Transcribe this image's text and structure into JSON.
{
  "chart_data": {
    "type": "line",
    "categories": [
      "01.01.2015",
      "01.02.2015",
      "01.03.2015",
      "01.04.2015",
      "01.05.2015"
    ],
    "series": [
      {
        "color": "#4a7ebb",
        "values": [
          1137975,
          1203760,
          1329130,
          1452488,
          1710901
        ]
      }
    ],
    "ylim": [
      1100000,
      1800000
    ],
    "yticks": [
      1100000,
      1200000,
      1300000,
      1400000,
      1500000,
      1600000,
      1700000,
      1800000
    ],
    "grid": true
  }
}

**AIM OF THE TASK**. Copy every line of the records word for word.

**WRITTEN ANSWER**.
Transcribe this image's text and structure into JSON.
{
  "chart_data": {
    "type": "line",
    "categories": [
      "01.01.2015",
      "01.02.2015",
      "01.03.2015",
      "01.04.2015",
      "01.05.2015"
    ],
    "series": [
      {
        "color": "#4a7ebb",
        "values": [
          1137975,
          1203760,
          1329130,
          1452488,
          1710901
        ]
      }
    ],
    "ylim": [
      1100000,
      1800000
    ],
    "yticks": [
      1100000,
      1200000,
      1300000,
      1400000,
      1500000,
      1600000,
      1700000,
      1800000
    ],
    "grid": true
  }
}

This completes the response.